───── Data excerpts

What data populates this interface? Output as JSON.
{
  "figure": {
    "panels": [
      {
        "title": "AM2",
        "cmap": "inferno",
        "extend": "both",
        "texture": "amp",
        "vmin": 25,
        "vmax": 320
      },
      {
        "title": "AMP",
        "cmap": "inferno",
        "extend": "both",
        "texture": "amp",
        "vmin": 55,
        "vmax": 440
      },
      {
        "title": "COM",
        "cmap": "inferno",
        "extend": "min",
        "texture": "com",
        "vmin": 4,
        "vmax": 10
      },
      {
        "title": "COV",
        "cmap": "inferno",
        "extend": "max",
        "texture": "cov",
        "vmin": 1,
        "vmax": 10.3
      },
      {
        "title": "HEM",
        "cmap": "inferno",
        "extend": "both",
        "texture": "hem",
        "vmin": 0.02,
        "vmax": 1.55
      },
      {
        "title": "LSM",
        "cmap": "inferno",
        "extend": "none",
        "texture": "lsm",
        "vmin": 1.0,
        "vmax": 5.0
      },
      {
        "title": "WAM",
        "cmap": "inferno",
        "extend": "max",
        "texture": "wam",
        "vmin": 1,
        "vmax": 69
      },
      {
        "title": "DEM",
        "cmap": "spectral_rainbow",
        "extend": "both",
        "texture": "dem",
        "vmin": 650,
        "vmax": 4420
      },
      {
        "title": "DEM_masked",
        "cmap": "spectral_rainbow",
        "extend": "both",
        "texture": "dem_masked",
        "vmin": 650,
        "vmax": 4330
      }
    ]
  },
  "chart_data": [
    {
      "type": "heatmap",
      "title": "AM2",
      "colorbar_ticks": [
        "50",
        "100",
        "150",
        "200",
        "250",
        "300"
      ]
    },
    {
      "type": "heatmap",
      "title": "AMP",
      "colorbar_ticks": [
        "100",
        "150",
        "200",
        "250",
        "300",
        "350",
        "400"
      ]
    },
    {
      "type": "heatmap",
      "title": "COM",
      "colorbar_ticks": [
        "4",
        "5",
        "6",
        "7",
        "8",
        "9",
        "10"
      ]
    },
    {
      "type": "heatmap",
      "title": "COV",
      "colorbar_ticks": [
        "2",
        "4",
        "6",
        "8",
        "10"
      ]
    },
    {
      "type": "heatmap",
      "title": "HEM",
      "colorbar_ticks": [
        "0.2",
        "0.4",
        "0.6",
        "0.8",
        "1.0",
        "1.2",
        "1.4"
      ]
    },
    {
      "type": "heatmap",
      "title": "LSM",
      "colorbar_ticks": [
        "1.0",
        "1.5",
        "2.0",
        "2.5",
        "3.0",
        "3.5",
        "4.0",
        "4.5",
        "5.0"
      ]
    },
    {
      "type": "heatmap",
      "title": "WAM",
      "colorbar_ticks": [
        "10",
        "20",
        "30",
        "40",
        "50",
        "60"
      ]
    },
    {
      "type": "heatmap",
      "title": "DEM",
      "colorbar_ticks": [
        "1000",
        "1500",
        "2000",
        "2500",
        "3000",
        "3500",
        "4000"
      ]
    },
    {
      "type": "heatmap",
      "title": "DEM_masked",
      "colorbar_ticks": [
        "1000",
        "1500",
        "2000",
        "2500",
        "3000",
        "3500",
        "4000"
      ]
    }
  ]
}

──────────

What is required:
Retype the records in full. Keep every line identical to the original.

Response to the exercise:
What data populates this interface? Output as JSON.
{
  "figure": {
    "panels": [
      {
        "title": "AM2",
        "cmap": "inferno",
        "extend": "both",
        "texture": "amp",
        "vmin": 25,
        "vmax": 320
      },
      {
        "title": "AMP",
        "cmap": "inferno",
        "extend": "both",
        "texture": "amp",
        "vmin": 55,
        "vmax": 440
      },
      {
        "title": "COM",
        "cmap": "inferno",
        "extend": "min",
        "texture": "com",
        "vmin": 4,
        "vmax": 10
      },
      {
        "title": "COV",
        "cmap": "inferno",
        "extend": "max",
        "texture": "cov",
        "vmin": 1,
        "vmax": 10.3
      },
      {
        "title": "HEM",
        "cmap": "inferno",
        "extend": "both",
        "texture": "hem",
        "vmin": 0.02,
        "vmax": 1.55
      },
      {
        "title": "LSM",
        "cmap": "inferno",
        "extend": "none",
        "texture": "lsm",
        "vmin": 1.0,
        "vmax": 5.0
      },
      {
        "title": "WAM",
        "cmap": "inferno",
        "extend": "max",
        "texture": "wam",
        "vmin": 1,
        "vmax": 69
      },
      {
        "title": "DEM",
        "cmap": "spectral_rainbow",
        "extend": "both",
        "texture": "dem",
        "vmin": 650,
        "vmax": 4420
      },
      {
        "title": "DEM_masked",
        "cmap": "spectral_rainbow",
        "extend": "both",
        "texture": "dem_masked",
        "vmin": 650,
        "vmax": 4330
      }
    ]
  },
  "chart_data": [
    {
      "type": "heatmap",
      "title": "AM2",
      "colorbar_ticks": [
        "50",
        "100",
        "150",
        "200",
        "250",
        "300"
      ]
    },
    {
      "type": "heatmap",
      "title": "AMP",
      "colorbar_ticks": [
        "100",
        "150",
        "200",
        "250",
        "300",
        "350",
        "400"
      ]
    },
    {
      "type": "heatmap",
      "title": "COM",
      "colorbar_ticks": [
        "4",
        "5",
        "6",
        "7",
        "8",
        "9",
        "10"
      ]
    },
    {
      "type": "heatmap",
      "title": "COV",
      "colorbar_ticks": [
        "2",
        "4",
        "6",
        "8",
        "10"
      ]
    },
    {
      "type": "heatmap",
      "title": "HEM",
      "colorbar_ticks": [
        "0.2",
        "0.4",
        "0.6",
        "0.8",
        "1.0",
        "1.2",
        "1.4"
      ]
    },
    {
      "type": "heatmap",
      "title": "LSM",
      "colorbar_ticks": [
        "1.0",
        "1.5",
        "2.0",
        "2.5",
        "3.0",
        "3.5",
        "4.0",
        "4.5",
        "5.0"
      ]
    },
    {
      "type": "heatmap",
      "title": "WAM",
      "colorbar_ticks": [
        "10",
        "20",
        "30",
        "40",
        "50",
        "60"
      ]
    },
    {
      "type": "heatmap",
      "title": "DEM",
      "colorbar_ticks": [
        "1000",
        "1500",
        "2000",
        "2500",
        "3000",
        "3500",
        "4000"
      ]
    },
    {
      "type": "heatmap",
      "title": "DEM_masked",
      "colorbar_ticks": [
        "1000",
        "1500",
        "2000",
        "2500",
        "3000",
        "3500",
        "4000"
      ]
    }
  ]
}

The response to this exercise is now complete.